## REQUIREMENTS
Scan the listing below and copy every line holding "pacific".

— start RECORD EXTRACTS —

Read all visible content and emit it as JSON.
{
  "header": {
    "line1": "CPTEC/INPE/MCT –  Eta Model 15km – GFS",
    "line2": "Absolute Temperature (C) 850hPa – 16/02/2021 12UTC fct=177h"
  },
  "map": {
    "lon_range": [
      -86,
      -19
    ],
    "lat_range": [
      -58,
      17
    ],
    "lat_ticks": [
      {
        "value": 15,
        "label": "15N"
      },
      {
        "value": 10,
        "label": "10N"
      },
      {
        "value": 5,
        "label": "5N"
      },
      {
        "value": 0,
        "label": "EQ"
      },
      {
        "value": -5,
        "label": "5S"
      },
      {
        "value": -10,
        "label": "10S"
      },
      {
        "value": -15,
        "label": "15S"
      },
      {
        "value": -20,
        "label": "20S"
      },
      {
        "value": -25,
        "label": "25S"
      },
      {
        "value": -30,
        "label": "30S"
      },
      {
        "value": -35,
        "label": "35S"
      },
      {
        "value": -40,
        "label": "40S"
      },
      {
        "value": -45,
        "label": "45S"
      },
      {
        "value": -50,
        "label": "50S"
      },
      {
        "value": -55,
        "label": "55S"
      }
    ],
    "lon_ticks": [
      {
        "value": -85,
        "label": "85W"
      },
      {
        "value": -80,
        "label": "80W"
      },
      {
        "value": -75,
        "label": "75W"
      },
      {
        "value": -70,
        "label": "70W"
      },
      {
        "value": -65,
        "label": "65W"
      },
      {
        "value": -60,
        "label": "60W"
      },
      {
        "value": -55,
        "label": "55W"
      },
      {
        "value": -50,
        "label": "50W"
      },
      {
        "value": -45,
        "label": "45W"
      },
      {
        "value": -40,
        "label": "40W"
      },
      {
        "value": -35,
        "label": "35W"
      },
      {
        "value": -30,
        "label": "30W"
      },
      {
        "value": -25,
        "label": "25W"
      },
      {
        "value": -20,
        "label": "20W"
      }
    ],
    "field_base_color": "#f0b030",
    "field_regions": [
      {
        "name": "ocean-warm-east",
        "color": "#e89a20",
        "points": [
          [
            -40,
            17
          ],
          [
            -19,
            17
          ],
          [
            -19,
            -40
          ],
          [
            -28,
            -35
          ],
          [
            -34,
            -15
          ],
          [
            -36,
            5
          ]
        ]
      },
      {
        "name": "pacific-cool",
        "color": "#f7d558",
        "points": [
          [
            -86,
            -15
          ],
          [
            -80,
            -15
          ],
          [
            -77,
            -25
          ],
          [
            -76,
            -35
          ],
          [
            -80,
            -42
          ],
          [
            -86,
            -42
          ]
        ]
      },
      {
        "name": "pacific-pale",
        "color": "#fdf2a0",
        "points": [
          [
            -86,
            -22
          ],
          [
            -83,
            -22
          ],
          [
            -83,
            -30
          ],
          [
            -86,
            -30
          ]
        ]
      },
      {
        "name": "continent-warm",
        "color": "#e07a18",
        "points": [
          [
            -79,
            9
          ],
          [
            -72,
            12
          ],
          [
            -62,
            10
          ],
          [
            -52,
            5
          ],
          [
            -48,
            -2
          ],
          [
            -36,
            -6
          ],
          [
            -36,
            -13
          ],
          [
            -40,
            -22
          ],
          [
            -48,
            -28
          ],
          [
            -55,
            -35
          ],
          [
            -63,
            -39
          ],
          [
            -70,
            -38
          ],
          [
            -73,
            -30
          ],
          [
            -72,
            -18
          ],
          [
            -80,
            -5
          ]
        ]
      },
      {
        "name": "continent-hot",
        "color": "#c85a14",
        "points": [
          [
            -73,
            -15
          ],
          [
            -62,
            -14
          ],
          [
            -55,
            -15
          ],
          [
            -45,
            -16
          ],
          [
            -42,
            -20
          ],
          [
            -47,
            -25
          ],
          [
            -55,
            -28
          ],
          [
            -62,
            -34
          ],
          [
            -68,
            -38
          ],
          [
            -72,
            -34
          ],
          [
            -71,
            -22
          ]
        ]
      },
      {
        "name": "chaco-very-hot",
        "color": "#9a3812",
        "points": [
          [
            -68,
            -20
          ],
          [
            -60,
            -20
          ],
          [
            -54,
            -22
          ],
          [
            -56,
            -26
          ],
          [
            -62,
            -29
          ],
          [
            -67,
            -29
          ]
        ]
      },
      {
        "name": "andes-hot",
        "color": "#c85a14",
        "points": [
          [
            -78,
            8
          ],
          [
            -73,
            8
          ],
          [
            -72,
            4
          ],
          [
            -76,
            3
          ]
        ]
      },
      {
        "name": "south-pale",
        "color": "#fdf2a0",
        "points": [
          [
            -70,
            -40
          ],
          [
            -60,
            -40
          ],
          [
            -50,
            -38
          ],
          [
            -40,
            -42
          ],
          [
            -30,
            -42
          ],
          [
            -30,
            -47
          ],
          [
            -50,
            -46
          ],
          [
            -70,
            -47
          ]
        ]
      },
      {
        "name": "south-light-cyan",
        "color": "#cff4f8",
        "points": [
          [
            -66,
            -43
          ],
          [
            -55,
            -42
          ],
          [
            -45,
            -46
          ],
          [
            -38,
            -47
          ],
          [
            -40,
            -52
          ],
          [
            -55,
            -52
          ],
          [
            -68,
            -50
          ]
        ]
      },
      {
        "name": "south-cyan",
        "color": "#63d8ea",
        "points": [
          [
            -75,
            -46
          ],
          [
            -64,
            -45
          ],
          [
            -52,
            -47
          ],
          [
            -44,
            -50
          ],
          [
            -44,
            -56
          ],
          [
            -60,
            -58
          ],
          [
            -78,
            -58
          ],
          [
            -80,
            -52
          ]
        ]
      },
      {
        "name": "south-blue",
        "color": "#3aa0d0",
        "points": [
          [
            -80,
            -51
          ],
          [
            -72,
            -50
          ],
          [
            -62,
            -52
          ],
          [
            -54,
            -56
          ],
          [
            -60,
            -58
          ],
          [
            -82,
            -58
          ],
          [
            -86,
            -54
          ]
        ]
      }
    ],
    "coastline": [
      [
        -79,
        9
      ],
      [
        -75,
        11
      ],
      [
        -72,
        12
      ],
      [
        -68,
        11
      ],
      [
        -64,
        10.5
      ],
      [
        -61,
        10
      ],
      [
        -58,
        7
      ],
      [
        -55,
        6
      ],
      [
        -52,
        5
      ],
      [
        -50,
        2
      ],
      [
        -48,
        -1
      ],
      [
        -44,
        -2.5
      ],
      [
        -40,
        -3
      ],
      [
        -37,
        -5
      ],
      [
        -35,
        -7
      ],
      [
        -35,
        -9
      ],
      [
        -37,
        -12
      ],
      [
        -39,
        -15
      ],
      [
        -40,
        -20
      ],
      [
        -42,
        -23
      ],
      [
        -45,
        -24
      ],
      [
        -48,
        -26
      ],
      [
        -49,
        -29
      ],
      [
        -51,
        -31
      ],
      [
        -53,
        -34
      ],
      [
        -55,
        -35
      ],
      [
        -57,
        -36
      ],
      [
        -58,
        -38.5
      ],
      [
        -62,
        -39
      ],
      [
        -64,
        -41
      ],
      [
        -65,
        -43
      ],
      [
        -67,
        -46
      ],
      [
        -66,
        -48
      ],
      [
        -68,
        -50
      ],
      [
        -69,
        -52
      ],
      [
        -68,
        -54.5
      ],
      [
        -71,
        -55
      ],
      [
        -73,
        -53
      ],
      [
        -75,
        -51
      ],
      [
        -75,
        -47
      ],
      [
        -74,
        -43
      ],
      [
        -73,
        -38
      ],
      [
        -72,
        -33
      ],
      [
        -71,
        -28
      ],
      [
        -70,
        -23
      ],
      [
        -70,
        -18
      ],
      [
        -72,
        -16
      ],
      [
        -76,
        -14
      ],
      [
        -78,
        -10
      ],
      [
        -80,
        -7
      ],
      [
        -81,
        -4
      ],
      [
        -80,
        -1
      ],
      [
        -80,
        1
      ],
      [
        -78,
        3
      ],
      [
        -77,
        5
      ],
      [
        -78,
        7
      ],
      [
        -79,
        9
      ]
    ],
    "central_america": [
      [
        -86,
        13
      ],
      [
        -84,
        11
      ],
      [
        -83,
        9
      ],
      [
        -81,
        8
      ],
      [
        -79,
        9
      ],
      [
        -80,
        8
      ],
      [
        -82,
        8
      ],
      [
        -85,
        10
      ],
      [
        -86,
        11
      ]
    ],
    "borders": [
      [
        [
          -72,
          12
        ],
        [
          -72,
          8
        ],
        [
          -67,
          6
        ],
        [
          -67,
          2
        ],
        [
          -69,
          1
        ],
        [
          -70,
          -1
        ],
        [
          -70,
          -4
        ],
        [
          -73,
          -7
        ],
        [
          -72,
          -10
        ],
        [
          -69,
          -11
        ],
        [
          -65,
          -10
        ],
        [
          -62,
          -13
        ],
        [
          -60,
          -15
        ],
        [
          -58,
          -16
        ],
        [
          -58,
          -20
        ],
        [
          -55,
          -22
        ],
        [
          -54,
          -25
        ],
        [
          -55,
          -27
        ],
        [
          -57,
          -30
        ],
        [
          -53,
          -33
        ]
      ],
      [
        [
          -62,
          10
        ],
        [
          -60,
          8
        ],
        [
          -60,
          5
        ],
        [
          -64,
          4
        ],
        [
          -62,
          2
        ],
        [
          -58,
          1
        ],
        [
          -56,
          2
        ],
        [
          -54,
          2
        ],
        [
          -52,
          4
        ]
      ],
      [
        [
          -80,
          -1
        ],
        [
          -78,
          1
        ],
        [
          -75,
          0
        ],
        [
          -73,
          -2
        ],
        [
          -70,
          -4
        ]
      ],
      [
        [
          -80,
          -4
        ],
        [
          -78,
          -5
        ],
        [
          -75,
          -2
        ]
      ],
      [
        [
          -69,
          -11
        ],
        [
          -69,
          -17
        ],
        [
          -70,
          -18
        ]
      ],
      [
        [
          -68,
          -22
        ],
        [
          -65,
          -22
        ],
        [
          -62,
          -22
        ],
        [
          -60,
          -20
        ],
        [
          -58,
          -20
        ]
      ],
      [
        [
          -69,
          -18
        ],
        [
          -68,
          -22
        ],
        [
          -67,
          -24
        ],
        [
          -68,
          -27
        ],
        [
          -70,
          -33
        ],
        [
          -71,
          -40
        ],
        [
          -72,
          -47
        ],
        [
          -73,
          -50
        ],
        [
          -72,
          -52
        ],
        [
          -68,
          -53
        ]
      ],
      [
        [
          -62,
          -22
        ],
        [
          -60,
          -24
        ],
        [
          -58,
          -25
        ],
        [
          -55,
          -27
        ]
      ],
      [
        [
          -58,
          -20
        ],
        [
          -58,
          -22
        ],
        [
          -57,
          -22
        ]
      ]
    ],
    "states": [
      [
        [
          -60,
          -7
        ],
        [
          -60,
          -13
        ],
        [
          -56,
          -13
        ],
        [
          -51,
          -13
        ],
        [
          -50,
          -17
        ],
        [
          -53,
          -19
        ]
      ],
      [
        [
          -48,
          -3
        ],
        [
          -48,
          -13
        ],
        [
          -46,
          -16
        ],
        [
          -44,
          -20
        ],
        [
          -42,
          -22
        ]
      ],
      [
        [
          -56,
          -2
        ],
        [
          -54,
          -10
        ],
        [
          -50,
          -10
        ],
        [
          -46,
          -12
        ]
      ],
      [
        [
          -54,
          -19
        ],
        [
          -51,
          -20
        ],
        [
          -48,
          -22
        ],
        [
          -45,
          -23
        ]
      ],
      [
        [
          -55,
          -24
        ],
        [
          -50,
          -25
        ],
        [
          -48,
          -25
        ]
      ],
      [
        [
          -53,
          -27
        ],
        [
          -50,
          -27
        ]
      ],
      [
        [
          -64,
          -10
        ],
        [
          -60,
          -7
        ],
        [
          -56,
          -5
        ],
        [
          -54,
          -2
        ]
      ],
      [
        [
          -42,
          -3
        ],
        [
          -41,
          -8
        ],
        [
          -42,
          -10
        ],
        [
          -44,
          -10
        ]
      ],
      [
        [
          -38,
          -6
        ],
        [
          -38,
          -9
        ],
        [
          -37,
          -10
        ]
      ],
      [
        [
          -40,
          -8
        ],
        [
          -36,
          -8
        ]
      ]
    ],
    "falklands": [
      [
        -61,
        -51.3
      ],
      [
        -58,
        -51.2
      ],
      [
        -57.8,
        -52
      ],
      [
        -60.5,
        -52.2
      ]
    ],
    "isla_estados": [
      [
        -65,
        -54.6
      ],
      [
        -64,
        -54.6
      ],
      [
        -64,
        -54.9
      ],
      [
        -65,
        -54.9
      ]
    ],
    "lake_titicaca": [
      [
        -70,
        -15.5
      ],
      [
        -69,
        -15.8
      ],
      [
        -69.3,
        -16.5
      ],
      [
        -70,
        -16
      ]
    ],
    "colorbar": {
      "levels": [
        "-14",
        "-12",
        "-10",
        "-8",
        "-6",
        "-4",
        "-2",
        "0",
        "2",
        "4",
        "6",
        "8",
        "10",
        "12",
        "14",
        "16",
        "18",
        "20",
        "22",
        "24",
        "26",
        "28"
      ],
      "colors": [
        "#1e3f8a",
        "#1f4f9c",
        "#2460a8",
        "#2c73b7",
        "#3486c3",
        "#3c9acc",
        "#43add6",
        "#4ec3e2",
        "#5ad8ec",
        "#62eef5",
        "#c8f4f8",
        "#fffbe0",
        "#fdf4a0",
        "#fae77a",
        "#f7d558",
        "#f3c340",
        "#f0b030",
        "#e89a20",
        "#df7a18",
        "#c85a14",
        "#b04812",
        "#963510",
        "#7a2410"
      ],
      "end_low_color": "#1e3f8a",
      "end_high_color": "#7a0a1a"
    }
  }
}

— end RECORD EXTRACTS —

## ANSWER FOR THE TASK
        "name": "pacific-cool",
        "name": "pacific-pale",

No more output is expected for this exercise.